▶ _To do_: Set down the material below word for word, excluding the pictures.
⁂
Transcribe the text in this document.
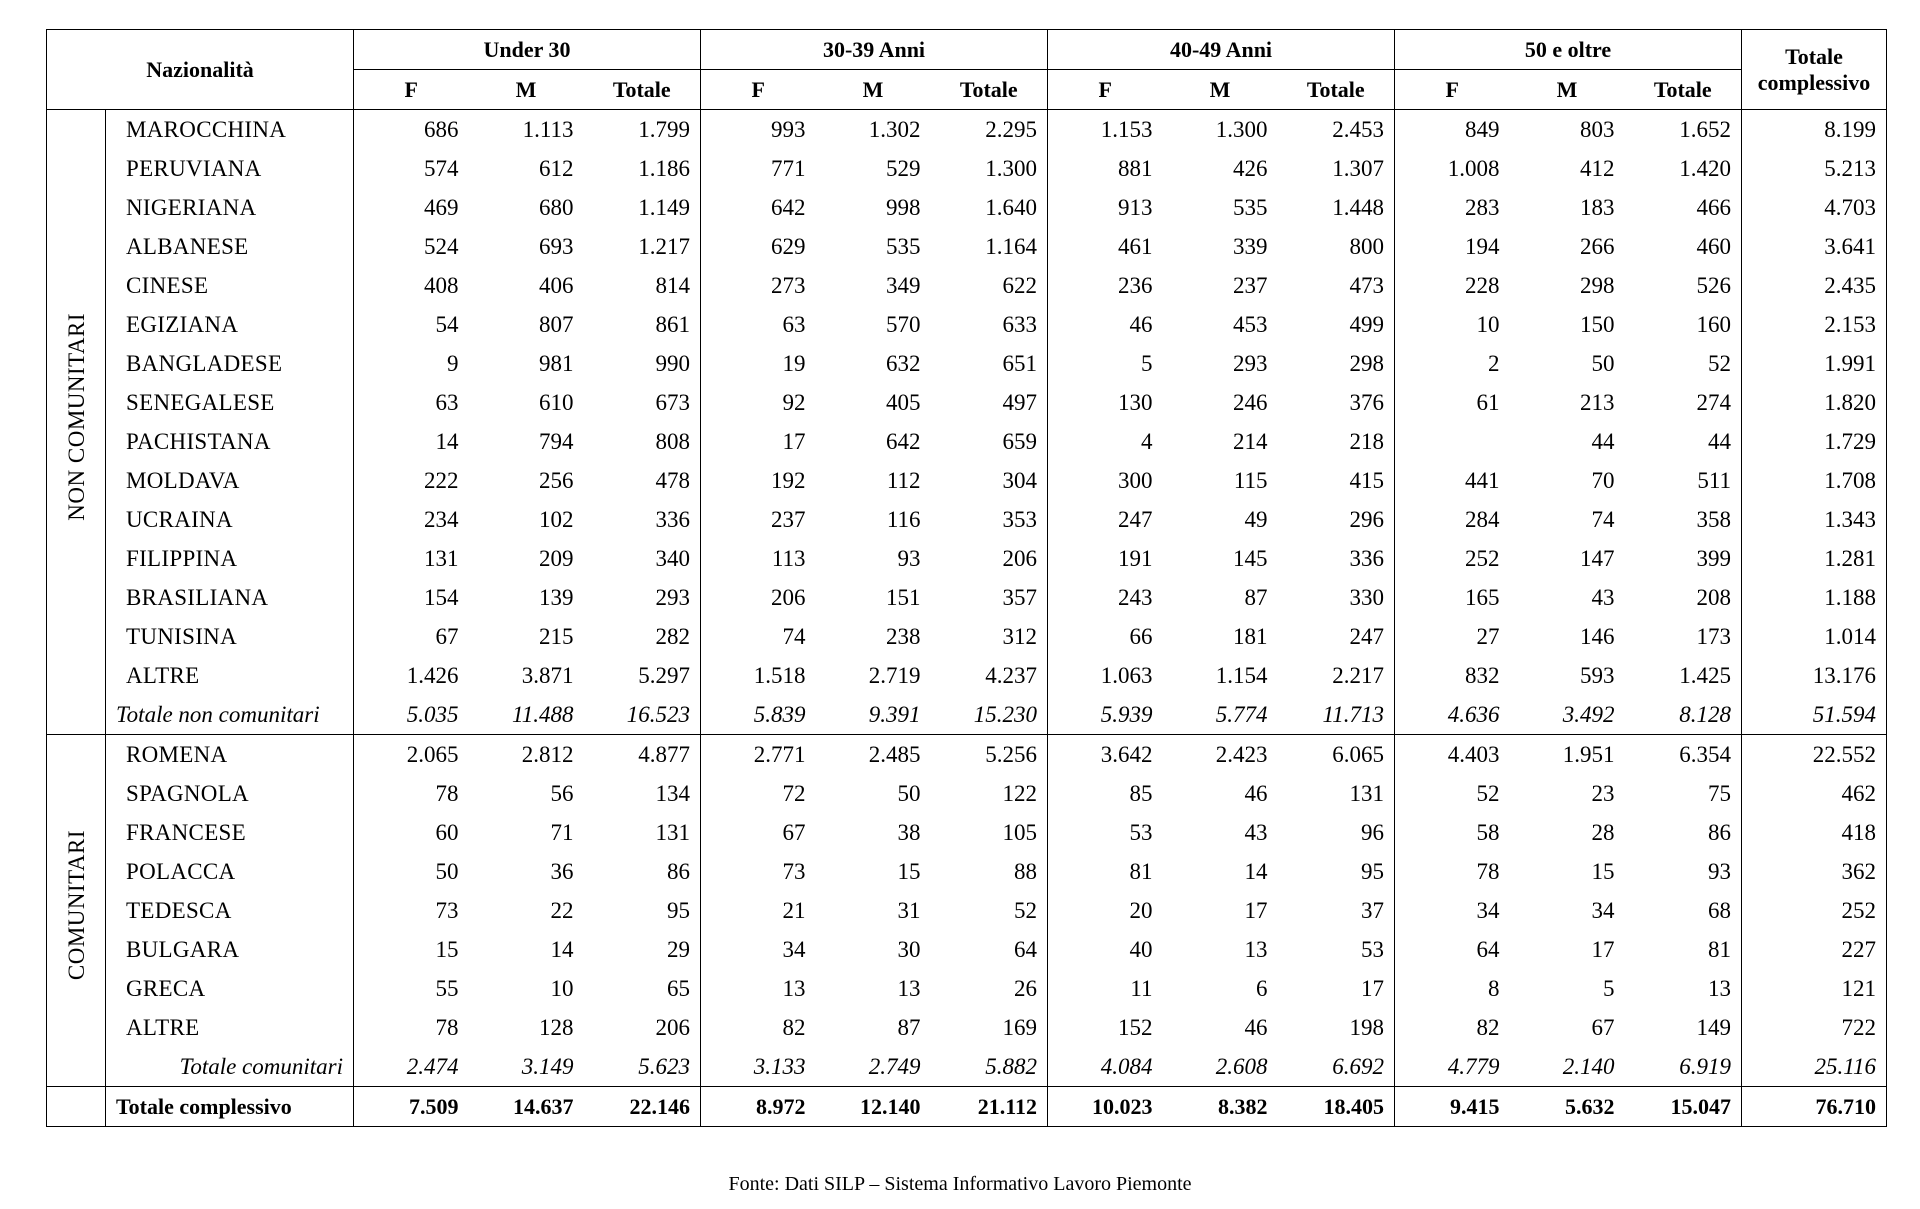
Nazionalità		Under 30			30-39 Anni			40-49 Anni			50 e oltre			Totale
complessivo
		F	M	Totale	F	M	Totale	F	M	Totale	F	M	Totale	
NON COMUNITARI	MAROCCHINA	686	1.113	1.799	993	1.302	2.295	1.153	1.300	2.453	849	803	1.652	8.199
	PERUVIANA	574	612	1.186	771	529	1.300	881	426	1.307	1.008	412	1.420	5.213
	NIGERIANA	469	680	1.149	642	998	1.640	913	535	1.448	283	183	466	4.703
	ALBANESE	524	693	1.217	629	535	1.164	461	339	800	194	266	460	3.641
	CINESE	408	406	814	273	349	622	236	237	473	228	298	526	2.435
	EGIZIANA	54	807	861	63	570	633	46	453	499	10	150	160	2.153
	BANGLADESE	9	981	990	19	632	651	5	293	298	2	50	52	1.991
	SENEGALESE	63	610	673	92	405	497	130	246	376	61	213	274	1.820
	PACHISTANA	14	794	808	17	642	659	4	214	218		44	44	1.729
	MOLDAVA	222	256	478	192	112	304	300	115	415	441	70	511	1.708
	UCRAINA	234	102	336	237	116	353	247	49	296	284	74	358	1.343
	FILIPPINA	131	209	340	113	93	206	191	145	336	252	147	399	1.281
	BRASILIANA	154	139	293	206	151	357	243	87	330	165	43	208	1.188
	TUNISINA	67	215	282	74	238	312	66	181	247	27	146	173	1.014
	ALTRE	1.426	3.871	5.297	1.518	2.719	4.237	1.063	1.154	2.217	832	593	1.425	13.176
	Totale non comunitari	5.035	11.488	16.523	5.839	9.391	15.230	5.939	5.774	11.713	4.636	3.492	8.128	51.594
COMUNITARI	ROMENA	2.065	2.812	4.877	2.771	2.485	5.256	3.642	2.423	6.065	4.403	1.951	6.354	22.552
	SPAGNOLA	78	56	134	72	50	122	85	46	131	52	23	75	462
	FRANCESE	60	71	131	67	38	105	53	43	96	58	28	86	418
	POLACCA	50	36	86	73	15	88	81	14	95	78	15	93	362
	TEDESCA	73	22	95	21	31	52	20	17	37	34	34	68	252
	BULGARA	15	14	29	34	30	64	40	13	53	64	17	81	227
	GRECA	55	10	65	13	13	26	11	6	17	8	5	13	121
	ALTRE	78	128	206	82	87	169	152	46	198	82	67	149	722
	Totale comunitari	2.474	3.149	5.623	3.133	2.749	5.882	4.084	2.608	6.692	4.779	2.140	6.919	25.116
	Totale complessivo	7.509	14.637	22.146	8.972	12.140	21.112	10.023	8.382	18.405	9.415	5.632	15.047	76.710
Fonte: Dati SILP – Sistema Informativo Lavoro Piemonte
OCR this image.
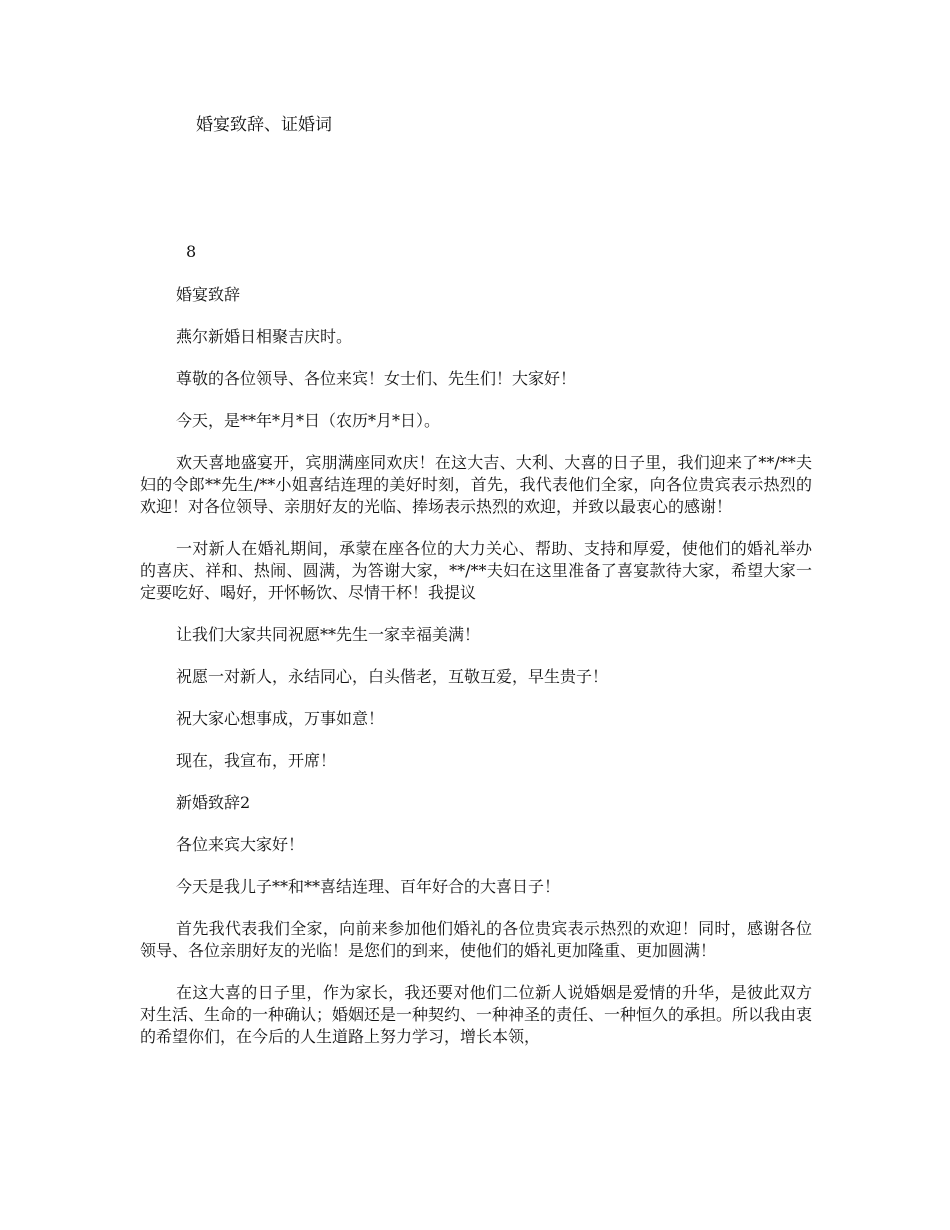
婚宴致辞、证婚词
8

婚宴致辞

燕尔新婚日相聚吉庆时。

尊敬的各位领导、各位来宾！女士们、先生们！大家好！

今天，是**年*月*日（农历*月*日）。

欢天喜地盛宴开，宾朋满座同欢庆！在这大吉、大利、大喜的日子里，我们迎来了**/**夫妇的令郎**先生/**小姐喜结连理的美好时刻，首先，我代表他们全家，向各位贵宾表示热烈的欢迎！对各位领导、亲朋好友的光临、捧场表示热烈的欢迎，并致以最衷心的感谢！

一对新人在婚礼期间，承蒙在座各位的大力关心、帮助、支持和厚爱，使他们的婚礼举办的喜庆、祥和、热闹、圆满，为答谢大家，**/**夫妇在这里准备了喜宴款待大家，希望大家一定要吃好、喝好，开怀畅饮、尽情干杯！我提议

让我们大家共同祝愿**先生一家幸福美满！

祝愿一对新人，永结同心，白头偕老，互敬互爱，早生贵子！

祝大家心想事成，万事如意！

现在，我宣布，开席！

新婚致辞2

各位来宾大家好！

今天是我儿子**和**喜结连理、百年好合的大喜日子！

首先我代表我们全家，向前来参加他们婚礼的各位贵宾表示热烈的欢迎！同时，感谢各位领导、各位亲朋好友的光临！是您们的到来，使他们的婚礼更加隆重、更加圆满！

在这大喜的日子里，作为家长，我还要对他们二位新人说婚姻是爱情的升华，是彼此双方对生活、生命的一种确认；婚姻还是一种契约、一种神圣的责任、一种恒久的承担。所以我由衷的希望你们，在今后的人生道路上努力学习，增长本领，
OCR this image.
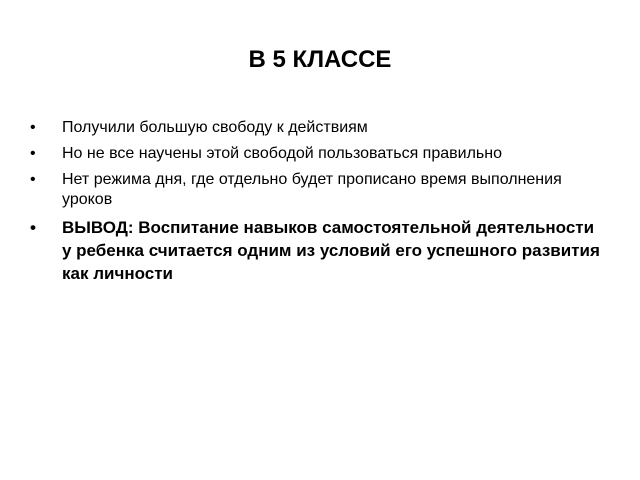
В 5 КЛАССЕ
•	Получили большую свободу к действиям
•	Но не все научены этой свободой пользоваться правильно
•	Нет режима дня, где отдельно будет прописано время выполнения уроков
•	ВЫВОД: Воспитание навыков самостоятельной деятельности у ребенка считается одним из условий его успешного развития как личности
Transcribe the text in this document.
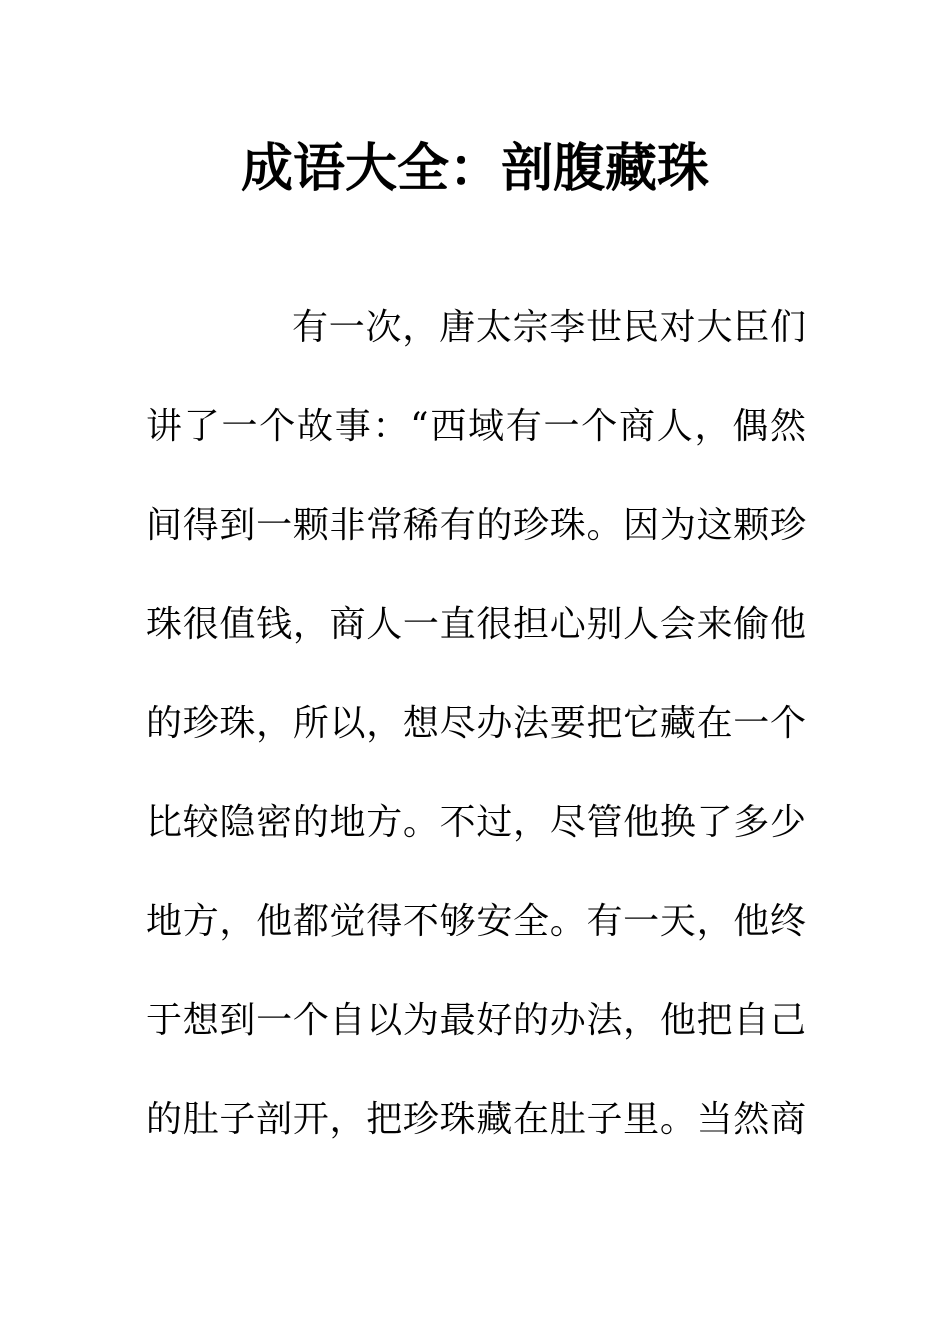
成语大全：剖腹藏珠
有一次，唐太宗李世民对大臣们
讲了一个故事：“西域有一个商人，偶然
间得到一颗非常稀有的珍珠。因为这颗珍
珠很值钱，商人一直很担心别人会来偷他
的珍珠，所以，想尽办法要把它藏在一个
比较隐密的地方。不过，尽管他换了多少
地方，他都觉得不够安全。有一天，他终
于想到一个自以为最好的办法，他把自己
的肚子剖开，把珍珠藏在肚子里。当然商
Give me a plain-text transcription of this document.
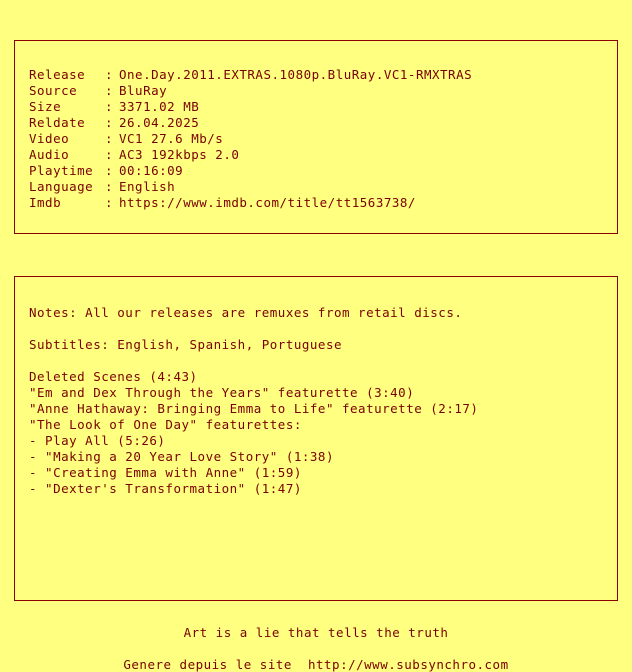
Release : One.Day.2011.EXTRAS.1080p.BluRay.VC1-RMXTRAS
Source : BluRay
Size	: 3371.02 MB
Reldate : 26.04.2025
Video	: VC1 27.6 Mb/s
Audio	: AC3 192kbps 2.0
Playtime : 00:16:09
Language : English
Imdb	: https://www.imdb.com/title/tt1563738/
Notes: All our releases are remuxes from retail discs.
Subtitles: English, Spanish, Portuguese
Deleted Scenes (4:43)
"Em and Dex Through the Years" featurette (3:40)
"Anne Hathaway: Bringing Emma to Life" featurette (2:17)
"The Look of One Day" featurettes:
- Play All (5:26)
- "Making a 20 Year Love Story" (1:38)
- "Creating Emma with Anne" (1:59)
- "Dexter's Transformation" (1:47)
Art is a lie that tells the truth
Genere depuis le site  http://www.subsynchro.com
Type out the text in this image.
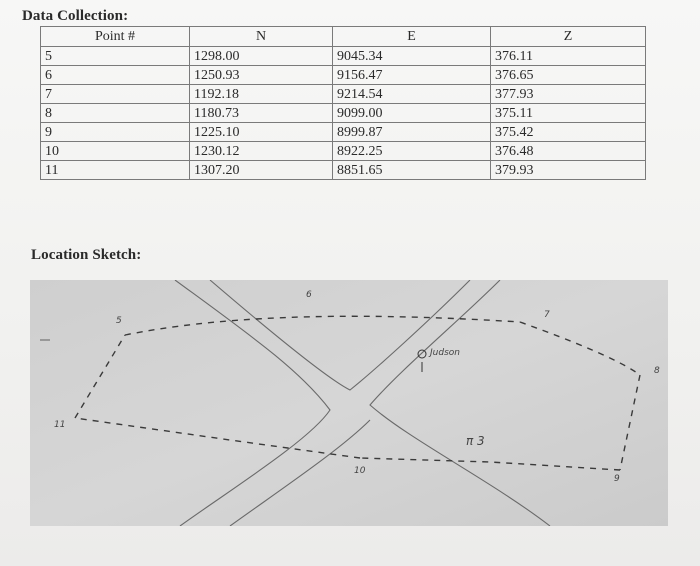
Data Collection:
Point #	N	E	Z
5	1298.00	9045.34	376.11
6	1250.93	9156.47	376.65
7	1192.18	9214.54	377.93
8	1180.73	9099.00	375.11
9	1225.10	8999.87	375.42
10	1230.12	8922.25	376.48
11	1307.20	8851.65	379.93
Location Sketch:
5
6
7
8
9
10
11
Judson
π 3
⁂
▶ _Final answer_:
Transcribe the text in this document.
Nazionalità		Under 30			30-39 Anni			40-49 Anni			50 e oltre			Totale
complessivo
		F	M	Totale	F	M	Totale	F	M	Totale	F	M	Totale	
NON COMUNITARI	MAROCCHINA	686	1.113	1.799	993	1.302	2.295	1.153	1.300	2.453	849	803	1.652	8.199
	PERUVIANA	574	612	1.186	771	529	1.300	881	426	1.307	1.008	412	1.420	5.213
	NIGERIANA	469	680	1.149	642	998	1.640	913	535	1.448	283	183	466	4.703
	ALBANESE	524	693	1.217	629	535	1.164	461	339	800	194	266	460	3.641
	CINESE	408	406	814	273	349	622	236	237	473	228	298	526	2.435
	EGIZIANA	54	807	861	63	570	633	46	453	499	10	150	160	2.153
	BANGLADESE	9	981	990	19	632	651	5	293	298	2	50	52	1.991
	SENEGALESE	63	610	673	92	405	497	130	246	376	61	213	274	1.820
	PACHISTANA	14	794	808	17	642	659	4	214	218		44	44	1.729
	MOLDAVA	222	256	478	192	112	304	300	115	415	441	70	511	1.708
	UCRAINA	234	102	336	237	116	353	247	49	296	284	74	358	1.343
	FILIPPINA	131	209	340	113	93	206	191	145	336	252	147	399	1.281
	BRASILIANA	154	139	293	206	151	357	243	87	330	165	43	208	1.188
	TUNISINA	67	215	282	74	238	312	66	181	247	27	146	173	1.014
	ALTRE	1.426	3.871	5.297	1.518	2.719	4.237	1.063	1.154	2.217	832	593	1.425	13.176
	Totale non comunitari	5.035	11.488	16.523	5.839	9.391	15.230	5.939	5.774	11.713	4.636	3.492	8.128	51.594
COMUNITARI	ROMENA	2.065	2.812	4.877	2.771	2.485	5.256	3.642	2.423	6.065	4.403	1.951	6.354	22.552
	SPAGNOLA	78	56	134	72	50	122	85	46	131	52	23	75	462
	FRANCESE	60	71	131	67	38	105	53	43	96	58	28	86	418
	POLACCA	50	36	86	73	15	88	81	14	95	78	15	93	362
	TEDESCA	73	22	95	21	31	52	20	17	37	34	34	68	252
	BULGARA	15	14	29	34	30	64	40	13	53	64	17	81	227
	GRECA	55	10	65	13	13	26	11	6	17	8	5	13	121
	ALTRE	78	128	206	82	87	169	152	46	198	82	67	149	722
	Totale comunitari	2.474	3.149	5.623	3.133	2.749	5.882	4.084	2.608	6.692	4.779	2.140	6.919	25.116
	Totale complessivo	7.509	14.637	22.146	8.972	12.140	21.112	10.023	8.382	18.405	9.415	5.632	15.047	76.710
Fonte: Dati SILP – Sistema Informativo Lavoro Piemonte
OCR this image.
婚宴致辞、证婚词
8

婚宴致辞

燕尔新婚日相聚吉庆时。

尊敬的各位领导、各位来宾！女士们、先生们！大家好！

今天，是**年*月*日（农历*月*日）。

欢天喜地盛宴开，宾朋满座同欢庆！在这大吉、大利、大喜的日子里，我们迎来了**/**夫妇的令郎**先生/**小姐喜结连理的美好时刻，首先，我代表他们全家，向各位贵宾表示热烈的欢迎！对各位领导、亲朋好友的光临、捧场表示热烈的欢迎，并致以最衷心的感谢！

一对新人在婚礼期间，承蒙在座各位的大力关心、帮助、支持和厚爱，使他们的婚礼举办的喜庆、祥和、热闹、圆满，为答谢大家，**/**夫妇在这里准备了喜宴款待大家，希望大家一定要吃好、喝好，开怀畅饮、尽情干杯！我提议

让我们大家共同祝愿**先生一家幸福美满！

祝愿一对新人，永结同心，白头偕老，互敬互爱，早生贵子！

祝大家心想事成，万事如意！

现在，我宣布，开席！

新婚致辞2

各位来宾大家好！

今天是我儿子**和**喜结连理、百年好合的大喜日子！

首先我代表我们全家，向前来参加他们婚礼的各位贵宾表示热烈的欢迎！同时，感谢各位领导、各位亲朋好友的光临！是您们的到来，使他们的婚礼更加隆重、更加圆满！

在这大喜的日子里，作为家长，我还要对他们二位新人说婚姻是爱情的升华，是彼此双方对生活、生命的一种确认；婚姻还是一种契约、一种神圣的责任、一种恒久的承担。所以我由衷的希望你们，在今后的人生道路上努力学习，增长本领，
OCR this image.
В 5 КЛАССЕ
•	Получили большую свободу к действиям
•	Но не все научены этой свободой пользоваться правильно
•	Нет режима дня, где отдельно будет прописано время выполнения уроков
•	ВЫВОД: Воспитание навыков самостоятельной деятельности у ребенка считается одним из условий его успешного развития как личности
Transcribe the text in this document.
成语大全：剖腹藏珠
有一次，唐太宗李世民对大臣们
讲了一个故事：“西域有一个商人，偶然
间得到一颗非常稀有的珍珠。因为这颗珍
珠很值钱，商人一直很担心别人会来偷他
的珍珠，所以，想尽办法要把它藏在一个
比较隐密的地方。不过，尽管他换了多少
地方，他都觉得不够安全。有一天，他终
于想到一个自以为最好的办法，他把自己
的肚子剖开，把珍珠藏在肚子里。当然商
Give me a plain-text transcription of this document.
Release : One.Day.2011.EXTRAS.1080p.BluRay.VC1-RMXTRAS
Source : BluRay
Size	: 3371.02 MB
Reldate : 26.04.2025
Video	: VC1 27.6 Mb/s
Audio	: AC3 192kbps 2.0
Playtime : 00:16:09
Language : English
Imdb	: https://www.imdb.com/title/tt1563738/
Notes: All our releases are remuxes from retail discs.
Subtitles: English, Spanish, Portuguese
Deleted Scenes (4:43)
"Em and Dex Through the Years" featurette (3:40)
"Anne Hathaway: Bringing Emma to Life" featurette (2:17)
"The Look of One Day" featurettes:
- Play All (5:26)
- "Making a 20 Year Love Story" (1:38)
- "Creating Emma with Anne" (1:59)
- "Dexter's Transformation" (1:47)
Art is a lie that tells the truth
Genere depuis le site  http://www.subsynchro.com
Type out the text in this image.
Data Collection:
Point #	N	E	Z
5	1298.00	9045.34	376.11
6	1250.93	9156.47	376.65
7	1192.18	9214.54	377.93
8	1180.73	9099.00	375.11
9	1225.10	8999.87	375.42
10	1230.12	8922.25	376.48
11	1307.20	8851.65	379.93
Location Sketch:
5
6
7
8
9
10
11
Judson
π 3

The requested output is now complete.